- [SET EXERCISE]:
Exactly as written, retype the listing below, omitting the pictures.

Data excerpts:
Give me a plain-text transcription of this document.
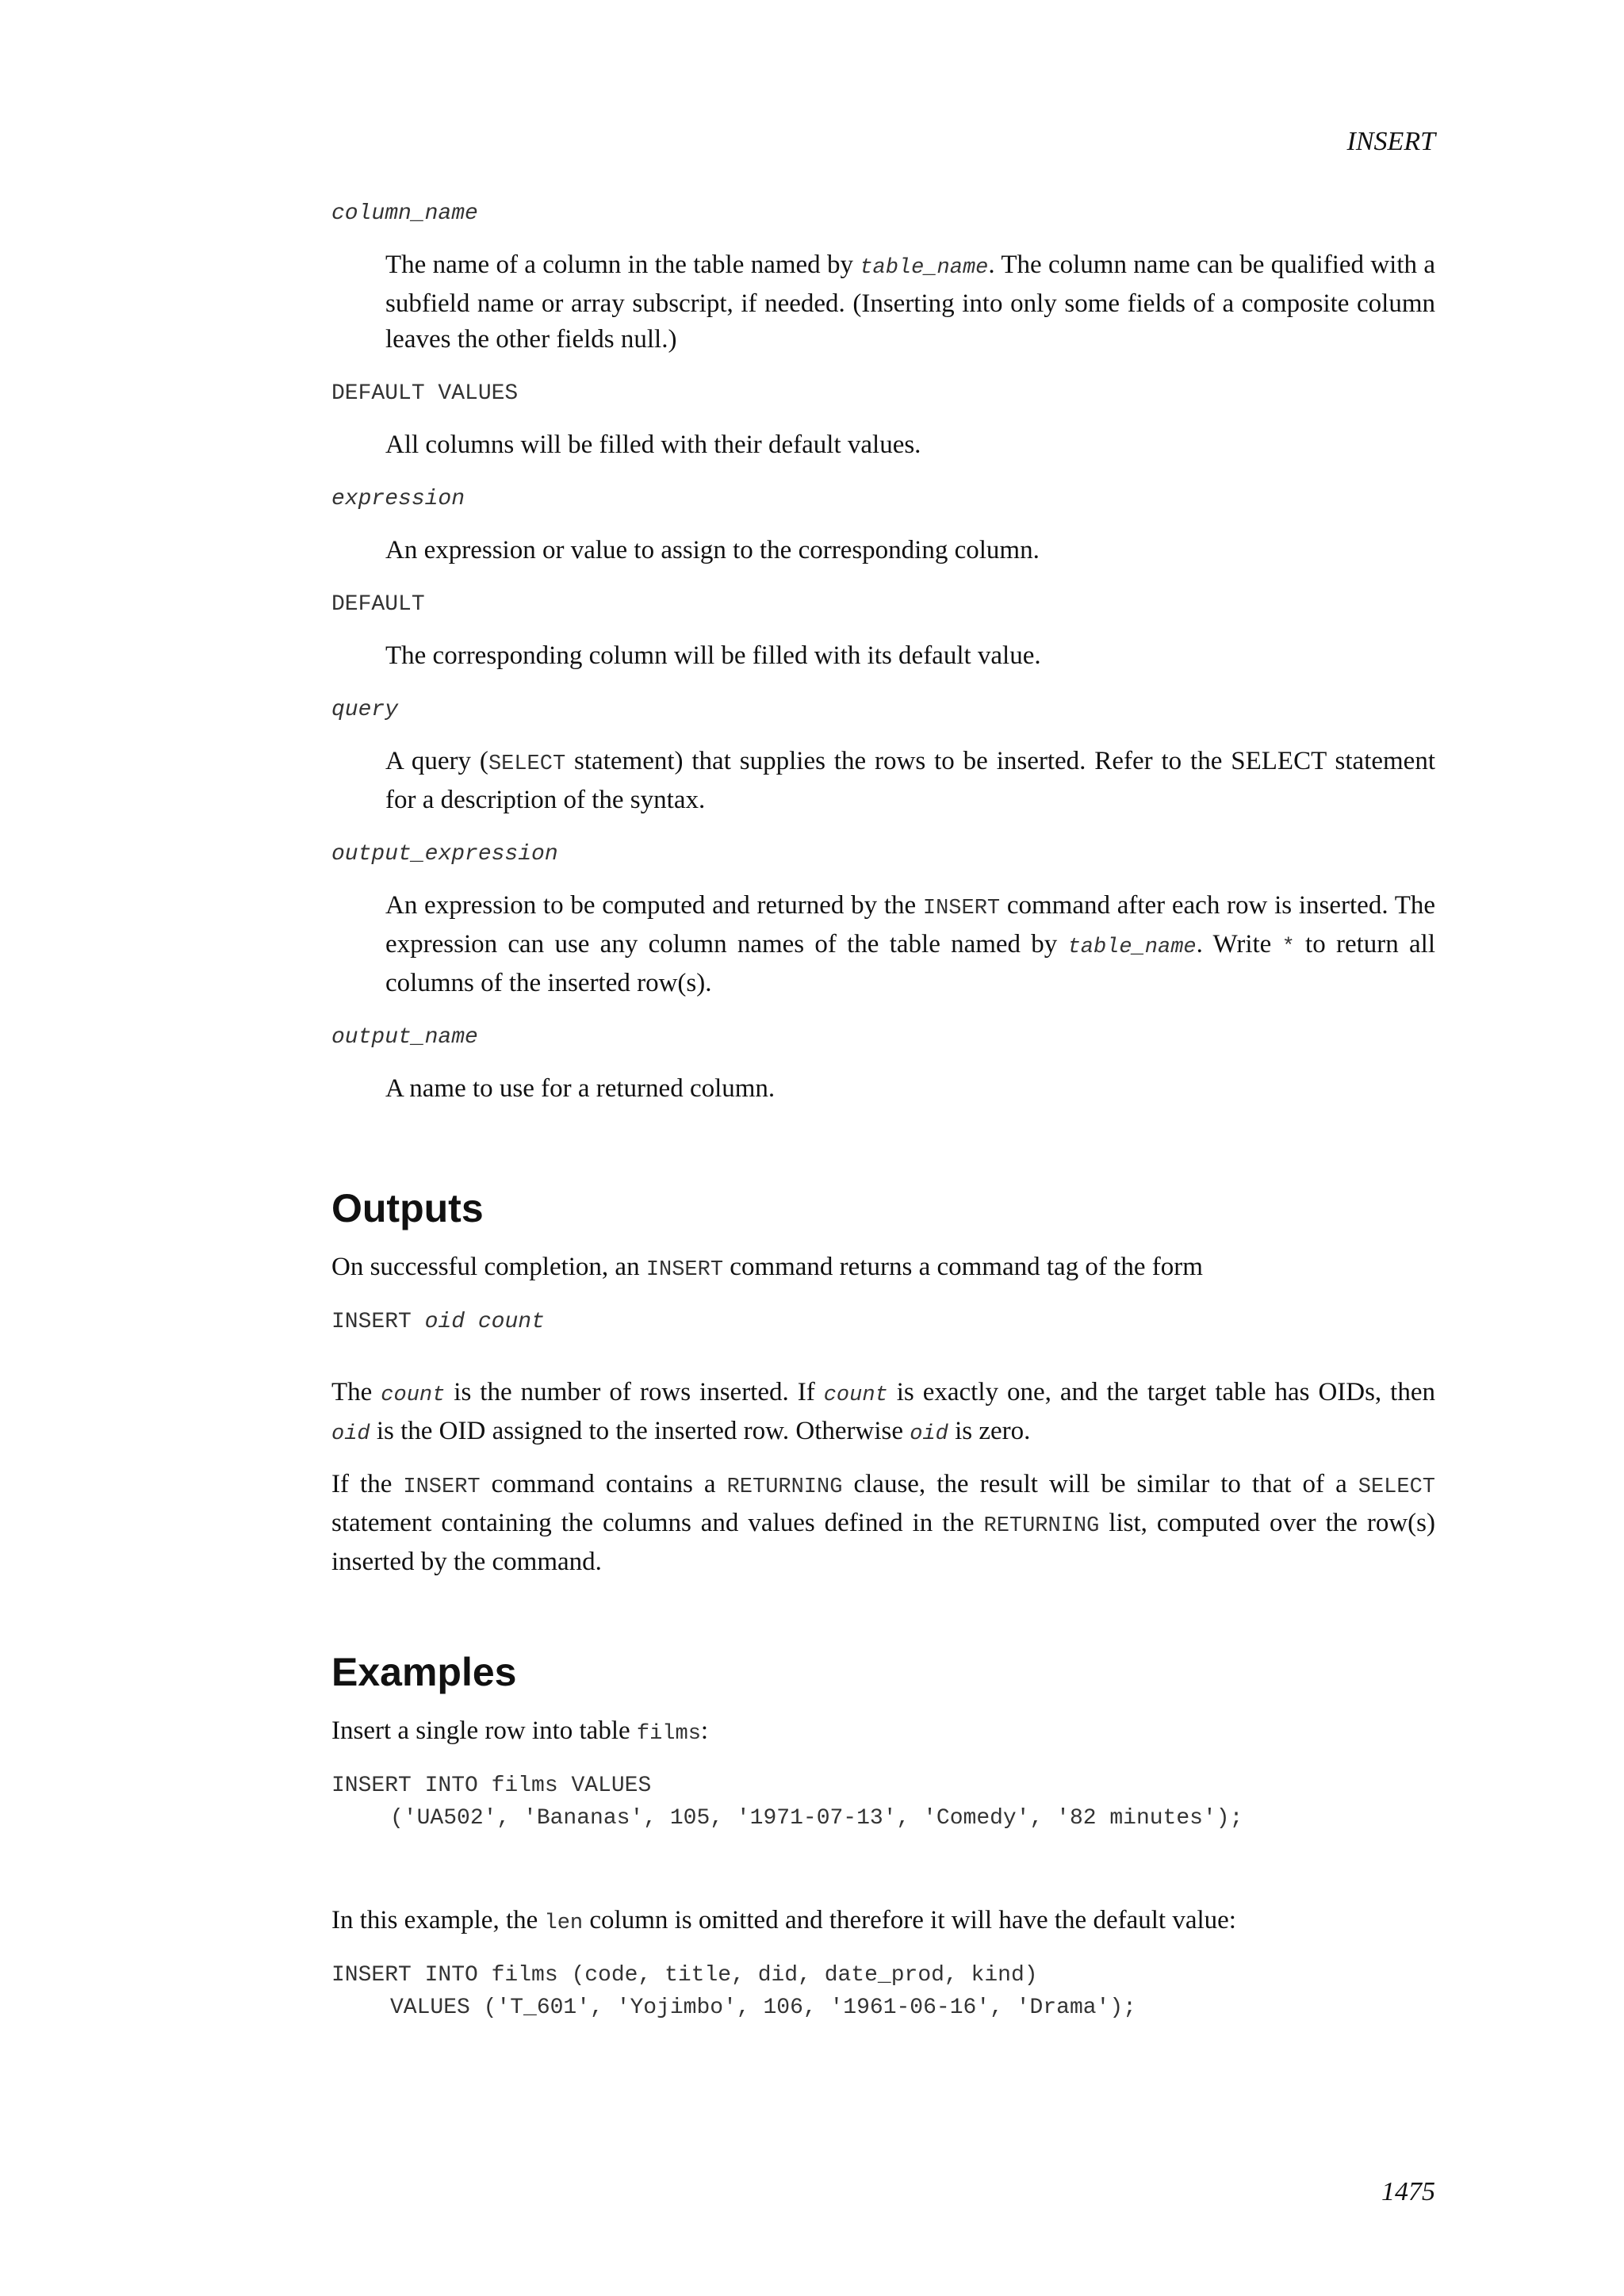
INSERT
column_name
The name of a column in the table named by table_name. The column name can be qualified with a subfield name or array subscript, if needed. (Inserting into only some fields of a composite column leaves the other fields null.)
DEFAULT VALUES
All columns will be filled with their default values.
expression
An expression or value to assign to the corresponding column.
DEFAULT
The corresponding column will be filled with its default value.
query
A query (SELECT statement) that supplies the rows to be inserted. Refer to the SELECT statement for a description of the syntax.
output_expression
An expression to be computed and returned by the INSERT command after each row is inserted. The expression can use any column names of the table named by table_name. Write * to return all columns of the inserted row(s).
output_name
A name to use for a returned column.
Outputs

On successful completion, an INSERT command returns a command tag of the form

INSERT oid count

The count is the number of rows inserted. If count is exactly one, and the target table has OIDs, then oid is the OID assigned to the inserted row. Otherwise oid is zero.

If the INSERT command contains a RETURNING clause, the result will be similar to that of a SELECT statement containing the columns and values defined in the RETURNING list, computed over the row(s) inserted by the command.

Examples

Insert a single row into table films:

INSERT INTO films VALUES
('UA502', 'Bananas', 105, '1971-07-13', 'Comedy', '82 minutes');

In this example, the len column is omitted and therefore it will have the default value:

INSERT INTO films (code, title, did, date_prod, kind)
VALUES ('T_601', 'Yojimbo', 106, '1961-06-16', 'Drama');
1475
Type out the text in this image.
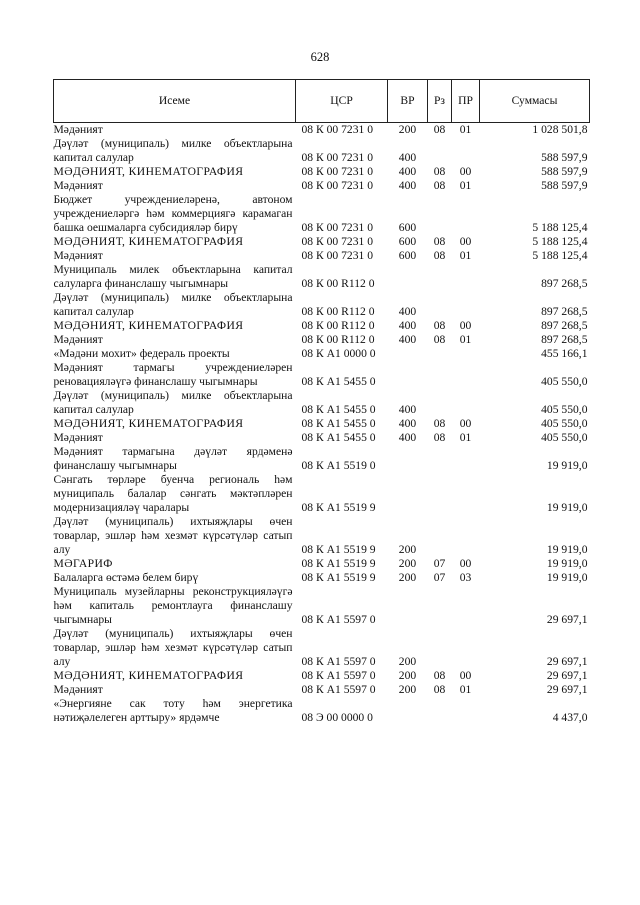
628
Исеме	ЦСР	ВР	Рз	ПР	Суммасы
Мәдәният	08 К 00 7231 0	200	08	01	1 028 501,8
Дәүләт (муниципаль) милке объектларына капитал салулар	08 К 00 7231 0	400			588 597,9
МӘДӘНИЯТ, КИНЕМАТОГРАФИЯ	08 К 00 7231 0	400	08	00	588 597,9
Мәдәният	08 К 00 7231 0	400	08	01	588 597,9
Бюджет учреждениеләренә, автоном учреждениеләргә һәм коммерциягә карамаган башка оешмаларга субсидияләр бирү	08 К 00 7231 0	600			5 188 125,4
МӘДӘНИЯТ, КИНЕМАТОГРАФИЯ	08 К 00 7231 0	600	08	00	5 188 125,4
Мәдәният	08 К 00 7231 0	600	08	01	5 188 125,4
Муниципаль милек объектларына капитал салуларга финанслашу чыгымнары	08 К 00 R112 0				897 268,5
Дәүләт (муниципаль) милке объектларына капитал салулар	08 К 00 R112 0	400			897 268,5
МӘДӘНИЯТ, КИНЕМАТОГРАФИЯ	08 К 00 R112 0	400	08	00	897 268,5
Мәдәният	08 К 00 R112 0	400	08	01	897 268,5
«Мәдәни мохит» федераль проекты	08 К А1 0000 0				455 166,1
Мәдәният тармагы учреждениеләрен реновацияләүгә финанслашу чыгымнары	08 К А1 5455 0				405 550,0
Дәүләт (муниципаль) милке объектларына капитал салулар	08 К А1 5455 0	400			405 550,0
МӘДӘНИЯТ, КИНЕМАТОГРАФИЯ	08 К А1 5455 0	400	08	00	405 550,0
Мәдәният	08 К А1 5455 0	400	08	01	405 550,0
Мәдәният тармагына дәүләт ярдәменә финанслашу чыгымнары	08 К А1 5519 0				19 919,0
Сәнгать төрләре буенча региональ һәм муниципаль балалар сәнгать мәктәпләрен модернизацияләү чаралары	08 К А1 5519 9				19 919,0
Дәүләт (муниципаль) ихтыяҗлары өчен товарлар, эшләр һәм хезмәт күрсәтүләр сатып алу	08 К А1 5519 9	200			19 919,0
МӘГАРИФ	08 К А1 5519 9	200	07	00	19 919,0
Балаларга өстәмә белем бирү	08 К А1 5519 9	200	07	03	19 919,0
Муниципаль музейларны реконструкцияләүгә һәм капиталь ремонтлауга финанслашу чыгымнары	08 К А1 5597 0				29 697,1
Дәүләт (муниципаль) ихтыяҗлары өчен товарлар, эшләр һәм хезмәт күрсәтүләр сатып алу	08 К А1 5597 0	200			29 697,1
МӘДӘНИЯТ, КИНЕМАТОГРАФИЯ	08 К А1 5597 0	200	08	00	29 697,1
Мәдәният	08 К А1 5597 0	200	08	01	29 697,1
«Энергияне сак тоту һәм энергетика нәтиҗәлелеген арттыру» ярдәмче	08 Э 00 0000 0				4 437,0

- [CORRECT RESPONSE]:
Give me a plain-text transcription of this document.
INSERT
column_name
The name of a column in the table named by table_name. The column name can be qualified with a subfield name or array subscript, if needed. (Inserting into only some fields of a composite column leaves the other fields null.)
DEFAULT VALUES
All columns will be filled with their default values.
expression
An expression or value to assign to the corresponding column.
DEFAULT
The corresponding column will be filled with its default value.
query
A query (SELECT statement) that supplies the rows to be inserted. Refer to the SELECT statement for a description of the syntax.
output_expression
An expression to be computed and returned by the INSERT command after each row is inserted. The expression can use any column names of the table named by table_name. Write * to return all columns of the inserted row(s).
output_name
A name to use for a returned column.
Outputs

On successful completion, an INSERT command returns a command tag of the form

INSERT oid count

The count is the number of rows inserted. If count is exactly one, and the target table has OIDs, then oid is the OID assigned to the inserted row. Otherwise oid is zero.

If the INSERT command contains a RETURNING clause, the result will be similar to that of a SELECT statement containing the columns and values defined in the RETURNING list, computed over the row(s) inserted by the command.

Examples

Insert a single row into table films:

INSERT INTO films VALUES
('UA502', 'Bananas', 105, '1971-07-13', 'Comedy', '82 minutes');

In this example, the len column is omitted and therefore it will have the default value:

INSERT INTO films (code, title, did, date_prod, kind)
VALUES ('T_601', 'Yojimbo', 106, '1961-06-16', 'Drama');
1475
Type out the text in this image.
628
Исеме	ЦСР	ВР	Рз	ПР	Суммасы
Мәдәният	08 К 00 7231 0	200	08	01	1 028 501,8
Дәүләт (муниципаль) милке объектларына капитал салулар	08 К 00 7231 0	400			588 597,9
МӘДӘНИЯТ, КИНЕМАТОГРАФИЯ	08 К 00 7231 0	400	08	00	588 597,9
Мәдәният	08 К 00 7231 0	400	08	01	588 597,9
Бюджет учреждениеләренә, автоном учреждениеләргә һәм коммерциягә карамаган башка оешмаларга субсидияләр бирү	08 К 00 7231 0	600			5 188 125,4
МӘДӘНИЯТ, КИНЕМАТОГРАФИЯ	08 К 00 7231 0	600	08	00	5 188 125,4
Мәдәният	08 К 00 7231 0	600	08	01	5 188 125,4
Муниципаль милек объектларына капитал салуларга финанслашу чыгымнары	08 К 00 R112 0				897 268,5
Дәүләт (муниципаль) милке объектларына капитал салулар	08 К 00 R112 0	400			897 268,5
МӘДӘНИЯТ, КИНЕМАТОГРАФИЯ	08 К 00 R112 0	400	08	00	897 268,5
Мәдәният	08 К 00 R112 0	400	08	01	897 268,5
«Мәдәни мохит» федераль проекты	08 К А1 0000 0				455 166,1
Мәдәният тармагы учреждениеләрен реновацияләүгә финанслашу чыгымнары	08 К А1 5455 0				405 550,0
Дәүләт (муниципаль) милке объектларына капитал салулар	08 К А1 5455 0	400			405 550,0
МӘДӘНИЯТ, КИНЕМАТОГРАФИЯ	08 К А1 5455 0	400	08	00	405 550,0
Мәдәният	08 К А1 5455 0	400	08	01	405 550,0
Мәдәният тармагына дәүләт ярдәменә финанслашу чыгымнары	08 К А1 5519 0				19 919,0
Сәнгать төрләре буенча региональ һәм муниципаль балалар сәнгать мәктәпләрен модернизацияләү чаралары	08 К А1 5519 9				19 919,0
Дәүләт (муниципаль) ихтыяҗлары өчен товарлар, эшләр һәм хезмәт күрсәтүләр сатып алу	08 К А1 5519 9	200			19 919,0
МӘГАРИФ	08 К А1 5519 9	200	07	00	19 919,0
Балаларга өстәмә белем бирү	08 К А1 5519 9	200	07	03	19 919,0
Муниципаль музейларны реконструкцияләүгә һәм капиталь ремонтлауга финанслашу чыгымнары	08 К А1 5597 0				29 697,1
Дәүләт (муниципаль) ихтыяҗлары өчен товарлар, эшләр һәм хезмәт күрсәтүләр сатып алу	08 К А1 5597 0	200			29 697,1
МӘДӘНИЯТ, КИНЕМАТОГРАФИЯ	08 К А1 5597 0	200	08	00	29 697,1
Мәдәният	08 К А1 5597 0	200	08	01	29 697,1
«Энергияне сак тоту һәм энергетика нәтиҗәлелеген арттыру» ярдәмче	08 Э 00 0000 0				4 437,0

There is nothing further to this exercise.